(Data tied to figure images)
+--
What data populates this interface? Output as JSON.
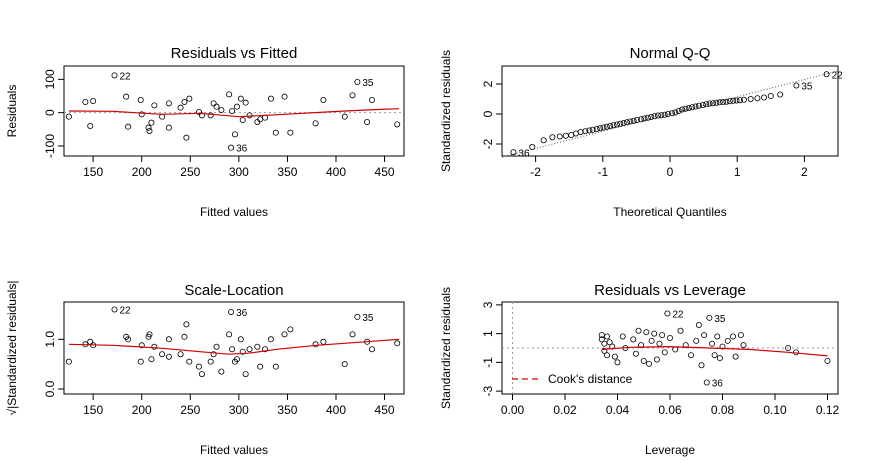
{
  "chart_data": [
    {
      "type": "scatter",
      "title": "Residuals vs Fitted",
      "xlabel": "Fitted values",
      "ylabel": "Residuals",
      "xlim": [
        120,
        470
      ],
      "ylim": [
        -130,
        140
      ],
      "xticks": [
        150,
        200,
        250,
        300,
        350,
        400,
        450
      ],
      "yticks": [
        -100,
        0,
        100
      ],
      "points": [
        [
          125,
          -12
        ],
        [
          142,
          32
        ],
        [
          147,
          -40
        ],
        [
          150,
          35
        ],
        [
          172,
          112
        ],
        [
          184,
          48
        ],
        [
          186,
          -42
        ],
        [
          199,
          38
        ],
        [
          200,
          -5
        ],
        [
          207,
          -45
        ],
        [
          208,
          -55
        ],
        [
          210,
          -30
        ],
        [
          213,
          22
        ],
        [
          221,
          -12
        ],
        [
          228,
          -45
        ],
        [
          228,
          28
        ],
        [
          240,
          15
        ],
        [
          244,
          32
        ],
        [
          246,
          -75
        ],
        [
          249,
          42
        ],
        [
          259,
          2
        ],
        [
          262,
          -8
        ],
        [
          271,
          -8
        ],
        [
          274,
          28
        ],
        [
          277,
          18
        ],
        [
          282,
          8
        ],
        [
          290,
          55
        ],
        [
          292,
          -105
        ],
        [
          293,
          5
        ],
        [
          296,
          -65
        ],
        [
          298,
          18
        ],
        [
          302,
          42
        ],
        [
          304,
          -22
        ],
        [
          307,
          30
        ],
        [
          311,
          -8
        ],
        [
          319,
          -28
        ],
        [
          322,
          -20
        ],
        [
          327,
          -15
        ],
        [
          333,
          42
        ],
        [
          338,
          -60
        ],
        [
          347,
          48
        ],
        [
          353,
          -60
        ],
        [
          379,
          -32
        ],
        [
          387,
          38
        ],
        [
          409,
          -12
        ],
        [
          417,
          52
        ],
        [
          422,
          92
        ],
        [
          432,
          -28
        ],
        [
          437,
          38
        ],
        [
          463,
          -35
        ]
      ],
      "smooth": [
        [
          125,
          5
        ],
        [
          170,
          4
        ],
        [
          220,
          -5
        ],
        [
          260,
          -2
        ],
        [
          300,
          -12
        ],
        [
          340,
          -6
        ],
        [
          390,
          2
        ],
        [
          430,
          8
        ],
        [
          465,
          12
        ]
      ],
      "labels": [
        {
          "text": "22",
          "x": 172,
          "y": 112
        },
        {
          "text": "35",
          "x": 422,
          "y": 92
        },
        {
          "text": "36",
          "x": 292,
          "y": -105
        }
      ],
      "grid": false
    },
    {
      "type": "scatter",
      "title": "Normal Q-Q",
      "xlabel": "Theoretical Quantiles",
      "ylabel": "Standardized residuals",
      "xlim": [
        -2.5,
        2.5
      ],
      "ylim": [
        -2.8,
        3.2
      ],
      "xticks": [
        -2,
        -1,
        0,
        1,
        2
      ],
      "yticks": [
        -2,
        0,
        2
      ],
      "reference_line": {
        "slope": 1.15,
        "intercept": 0
      },
      "points": [
        [
          -2.33,
          -2.55
        ],
        [
          -2.05,
          -2.2
        ],
        [
          -1.88,
          -1.75
        ],
        [
          -1.75,
          -1.55
        ],
        [
          -1.64,
          -1.5
        ],
        [
          -1.55,
          -1.45
        ],
        [
          -1.47,
          -1.4
        ],
        [
          -1.4,
          -1.3
        ],
        [
          -1.33,
          -1.2
        ],
        [
          -1.26,
          -1.15
        ],
        [
          -1.2,
          -1.1
        ],
        [
          -1.15,
          -1.05
        ],
        [
          -1.09,
          -1.0
        ],
        [
          -1.04,
          -0.95
        ],
        [
          -0.99,
          -0.9
        ],
        [
          -0.94,
          -0.85
        ],
        [
          -0.89,
          -0.8
        ],
        [
          -0.84,
          -0.75
        ],
        [
          -0.79,
          -0.7
        ],
        [
          -0.74,
          -0.65
        ],
        [
          -0.69,
          -0.6
        ],
        [
          -0.64,
          -0.55
        ],
        [
          -0.59,
          -0.5
        ],
        [
          -0.54,
          -0.45
        ],
        [
          -0.49,
          -0.4
        ],
        [
          -0.43,
          -0.35
        ],
        [
          -0.38,
          -0.3
        ],
        [
          -0.33,
          -0.25
        ],
        [
          -0.28,
          -0.2
        ],
        [
          -0.23,
          -0.15
        ],
        [
          -0.18,
          -0.1
        ],
        [
          -0.13,
          -0.08
        ],
        [
          -0.08,
          -0.05
        ],
        [
          -0.03,
          0.0
        ],
        [
          0.03,
          0.05
        ],
        [
          0.08,
          0.1
        ],
        [
          0.13,
          0.2
        ],
        [
          0.18,
          0.3
        ],
        [
          0.23,
          0.35
        ],
        [
          0.28,
          0.4
        ],
        [
          0.33,
          0.45
        ],
        [
          0.38,
          0.5
        ],
        [
          0.43,
          0.55
        ],
        [
          0.49,
          0.6
        ],
        [
          0.54,
          0.65
        ],
        [
          0.59,
          0.7
        ],
        [
          0.64,
          0.72
        ],
        [
          0.69,
          0.75
        ],
        [
          0.74,
          0.78
        ],
        [
          0.79,
          0.8
        ],
        [
          0.84,
          0.82
        ],
        [
          0.89,
          0.85
        ],
        [
          0.94,
          0.88
        ],
        [
          0.99,
          0.9
        ],
        [
          1.04,
          0.92
        ],
        [
          1.1,
          0.95
        ],
        [
          1.2,
          1.0
        ],
        [
          1.3,
          1.05
        ],
        [
          1.4,
          1.1
        ],
        [
          1.5,
          1.2
        ],
        [
          1.64,
          1.3
        ],
        [
          1.88,
          1.9
        ],
        [
          2.33,
          2.65
        ]
      ],
      "labels": [
        {
          "text": "22",
          "x": 2.33,
          "y": 2.65
        },
        {
          "text": "35",
          "x": 1.88,
          "y": 1.9
        },
        {
          "text": "36",
          "x": -2.33,
          "y": -2.55
        }
      ],
      "grid": false
    },
    {
      "type": "scatter",
      "title": "Scale-Location",
      "xlabel": "Fitted values",
      "ylabel": "√|Standardized residuals|",
      "xlim": [
        120,
        470
      ],
      "ylim": [
        -0.1,
        1.75
      ],
      "xticks": [
        150,
        200,
        250,
        300,
        350,
        400,
        450
      ],
      "yticks": [
        0.0,
        1.0
      ],
      "ytick_labels": [
        "0.0",
        "1.0"
      ],
      "points": [
        [
          125,
          0.55
        ],
        [
          142,
          0.9
        ],
        [
          147,
          0.95
        ],
        [
          150,
          0.88
        ],
        [
          172,
          1.6
        ],
        [
          184,
          1.05
        ],
        [
          186,
          1.0
        ],
        [
          199,
          0.55
        ],
        [
          200,
          0.88
        ],
        [
          207,
          1.05
        ],
        [
          208,
          1.1
        ],
        [
          210,
          0.6
        ],
        [
          213,
          0.85
        ],
        [
          221,
          0.7
        ],
        [
          228,
          0.65
        ],
        [
          228,
          1.0
        ],
        [
          240,
          0.7
        ],
        [
          244,
          1.05
        ],
        [
          246,
          1.3
        ],
        [
          249,
          0.55
        ],
        [
          259,
          0.45
        ],
        [
          262,
          0.3
        ],
        [
          271,
          0.55
        ],
        [
          274,
          0.7
        ],
        [
          277,
          0.85
        ],
        [
          282,
          0.35
        ],
        [
          290,
          1.1
        ],
        [
          292,
          1.55
        ],
        [
          293,
          0.8
        ],
        [
          296,
          0.55
        ],
        [
          298,
          0.6
        ],
        [
          302,
          1.0
        ],
        [
          304,
          0.75
        ],
        [
          307,
          0.3
        ],
        [
          311,
          0.8
        ],
        [
          319,
          0.85
        ],
        [
          322,
          0.45
        ],
        [
          327,
          0.8
        ],
        [
          333,
          1.0
        ],
        [
          338,
          0.45
        ],
        [
          347,
          1.1
        ],
        [
          353,
          1.2
        ],
        [
          379,
          0.9
        ],
        [
          387,
          0.95
        ],
        [
          409,
          0.5
        ],
        [
          417,
          1.1
        ],
        [
          422,
          1.45
        ],
        [
          432,
          0.95
        ],
        [
          437,
          0.8
        ],
        [
          463,
          0.92
        ]
      ],
      "smooth": [
        [
          125,
          0.9
        ],
        [
          170,
          0.88
        ],
        [
          220,
          0.82
        ],
        [
          260,
          0.75
        ],
        [
          290,
          0.7
        ],
        [
          310,
          0.72
        ],
        [
          340,
          0.8
        ],
        [
          380,
          0.88
        ],
        [
          430,
          0.95
        ],
        [
          465,
          1.0
        ]
      ],
      "labels": [
        {
          "text": "22",
          "x": 172,
          "y": 1.6
        },
        {
          "text": "36",
          "x": 292,
          "y": 1.55
        },
        {
          "text": "35",
          "x": 422,
          "y": 1.45
        }
      ],
      "grid": false
    },
    {
      "type": "scatter",
      "title": "Residuals vs Leverage",
      "xlabel": "Leverage",
      "ylabel": "Standardized residuals",
      "xlim": [
        -0.004,
        0.124
      ],
      "ylim": [
        -3.2,
        3.2
      ],
      "xticks": [
        0.0,
        0.02,
        0.04,
        0.06,
        0.08,
        0.1,
        0.12
      ],
      "xtick_labels": [
        "0.00",
        "0.02",
        "0.04",
        "0.06",
        "0.08",
        "0.10",
        "0.12"
      ],
      "yticks": [
        -3,
        -1,
        1,
        3
      ],
      "legend": {
        "label": "Cook's distance",
        "position": "bottom-left"
      },
      "points": [
        [
          0.034,
          0.9
        ],
        [
          0.034,
          0.6
        ],
        [
          0.035,
          0.3
        ],
        [
          0.035,
          -0.2
        ],
        [
          0.036,
          0.8
        ],
        [
          0.036,
          -0.5
        ],
        [
          0.037,
          0.4
        ],
        [
          0.038,
          0.1
        ],
        [
          0.039,
          -0.6
        ],
        [
          0.04,
          -1.0
        ],
        [
          0.042,
          0.8
        ],
        [
          0.043,
          0.0
        ],
        [
          0.046,
          0.6
        ],
        [
          0.047,
          -0.4
        ],
        [
          0.048,
          1.2
        ],
        [
          0.049,
          0.2
        ],
        [
          0.05,
          -0.9
        ],
        [
          0.051,
          1.1
        ],
        [
          0.052,
          -1.1
        ],
        [
          0.053,
          0.5
        ],
        [
          0.054,
          1.0
        ],
        [
          0.055,
          -0.8
        ],
        [
          0.056,
          0.3
        ],
        [
          0.057,
          0.9
        ],
        [
          0.058,
          -0.3
        ],
        [
          0.059,
          2.4
        ],
        [
          0.06,
          0.7
        ],
        [
          0.062,
          -0.1
        ],
        [
          0.064,
          1.2
        ],
        [
          0.066,
          0.2
        ],
        [
          0.068,
          -0.5
        ],
        [
          0.07,
          0.5
        ],
        [
          0.071,
          1.6
        ],
        [
          0.072,
          -1.2
        ],
        [
          0.073,
          0.9
        ],
        [
          0.074,
          -2.4
        ],
        [
          0.075,
          2.1
        ],
        [
          0.076,
          0.3
        ],
        [
          0.077,
          -0.5
        ],
        [
          0.078,
          0.8
        ],
        [
          0.079,
          -0.7
        ],
        [
          0.08,
          0.1
        ],
        [
          0.082,
          0.5
        ],
        [
          0.084,
          0.8
        ],
        [
          0.085,
          -0.6
        ],
        [
          0.087,
          0.9
        ],
        [
          0.088,
          0.2
        ],
        [
          0.105,
          0.0
        ],
        [
          0.108,
          -0.3
        ],
        [
          0.12,
          -0.9
        ]
      ],
      "smooth": [
        [
          0.034,
          -0.1
        ],
        [
          0.045,
          0.05
        ],
        [
          0.06,
          0.1
        ],
        [
          0.075,
          0.0
        ],
        [
          0.09,
          -0.1
        ],
        [
          0.105,
          -0.3
        ],
        [
          0.12,
          -0.55
        ]
      ],
      "labels": [
        {
          "text": "22",
          "x": 0.059,
          "y": 2.4
        },
        {
          "text": "35",
          "x": 0.075,
          "y": 2.1
        },
        {
          "text": "36",
          "x": 0.074,
          "y": -2.4
        }
      ],
      "grid": false
    }
  ]
}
+--
What the task requires: Each line of the material that holds the string "xlabel" counts once; give the total alone.

Complete output: 4